(Exercise description): Copy out every record below exactly as written, but leave out any pictures.

(Material supplied):

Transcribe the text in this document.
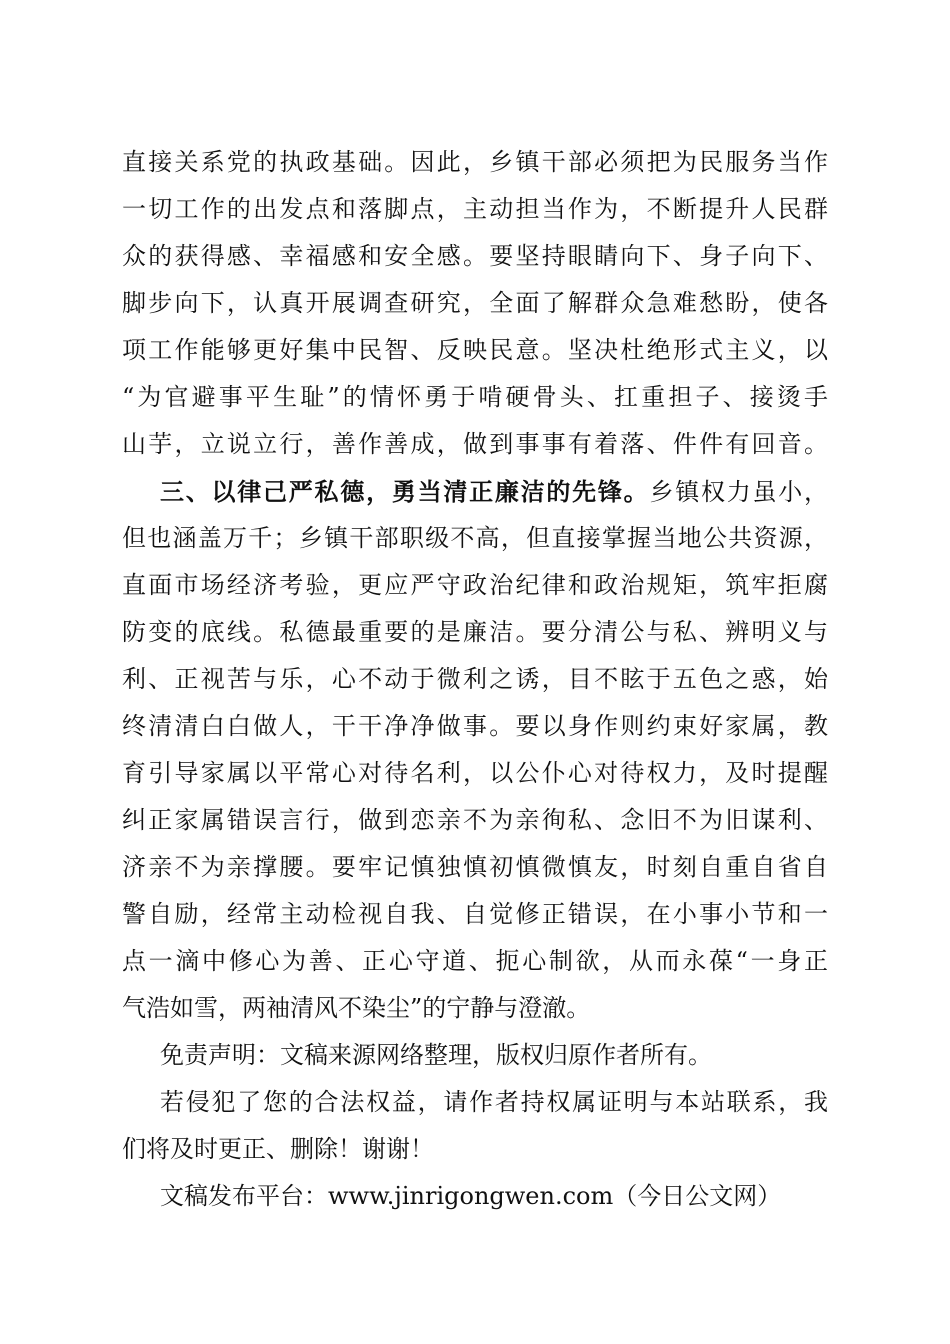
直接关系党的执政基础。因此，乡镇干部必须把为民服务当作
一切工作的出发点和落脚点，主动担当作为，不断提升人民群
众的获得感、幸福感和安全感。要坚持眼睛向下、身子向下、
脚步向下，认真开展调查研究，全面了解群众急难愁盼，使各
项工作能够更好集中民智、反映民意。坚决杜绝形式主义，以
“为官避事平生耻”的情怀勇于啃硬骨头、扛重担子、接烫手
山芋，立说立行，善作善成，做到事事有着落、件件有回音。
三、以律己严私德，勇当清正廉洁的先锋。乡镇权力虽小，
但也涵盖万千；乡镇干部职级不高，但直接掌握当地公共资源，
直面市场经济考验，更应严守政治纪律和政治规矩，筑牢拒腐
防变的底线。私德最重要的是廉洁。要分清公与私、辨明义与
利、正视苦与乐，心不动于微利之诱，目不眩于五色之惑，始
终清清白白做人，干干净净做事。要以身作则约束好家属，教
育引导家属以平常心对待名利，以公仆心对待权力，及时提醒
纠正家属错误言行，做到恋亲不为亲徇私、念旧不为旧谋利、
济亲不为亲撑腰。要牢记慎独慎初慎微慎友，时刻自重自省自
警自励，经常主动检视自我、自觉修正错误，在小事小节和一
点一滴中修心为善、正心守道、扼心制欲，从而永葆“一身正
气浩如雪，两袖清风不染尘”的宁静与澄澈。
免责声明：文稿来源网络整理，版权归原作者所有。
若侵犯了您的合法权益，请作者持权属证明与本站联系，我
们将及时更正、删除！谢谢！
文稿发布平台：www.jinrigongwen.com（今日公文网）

(Response to this exercise):
Transcribe the text in this document.
直接关系党的执政基础。因此，乡镇干部必须把为民服务当作
一切工作的出发点和落脚点，主动担当作为，不断提升人民群
众的获得感、幸福感和安全感。要坚持眼睛向下、身子向下、
脚步向下，认真开展调查研究，全面了解群众急难愁盼，使各
项工作能够更好集中民智、反映民意。坚决杜绝形式主义，以
“为官避事平生耻”的情怀勇于啃硬骨头、扛重担子、接烫手
山芋，立说立行，善作善成，做到事事有着落、件件有回音。
三、以律己严私德，勇当清正廉洁的先锋。乡镇权力虽小，
但也涵盖万千；乡镇干部职级不高，但直接掌握当地公共资源，
直面市场经济考验，更应严守政治纪律和政治规矩，筑牢拒腐
防变的底线。私德最重要的是廉洁。要分清公与私、辨明义与
利、正视苦与乐，心不动于微利之诱，目不眩于五色之惑，始
终清清白白做人，干干净净做事。要以身作则约束好家属，教
育引导家属以平常心对待名利，以公仆心对待权力，及时提醒
纠正家属错误言行，做到恋亲不为亲徇私、念旧不为旧谋利、
济亲不为亲撑腰。要牢记慎独慎初慎微慎友，时刻自重自省自
警自励，经常主动检视自我、自觉修正错误，在小事小节和一
点一滴中修心为善、正心守道、扼心制欲，从而永葆“一身正
气浩如雪，两袖清风不染尘”的宁静与澄澈。
免责声明：文稿来源网络整理，版权归原作者所有。
若侵犯了您的合法权益，请作者持权属证明与本站联系，我
们将及时更正、删除！谢谢！
文稿发布平台：www.jinrigongwen.com（今日公文网）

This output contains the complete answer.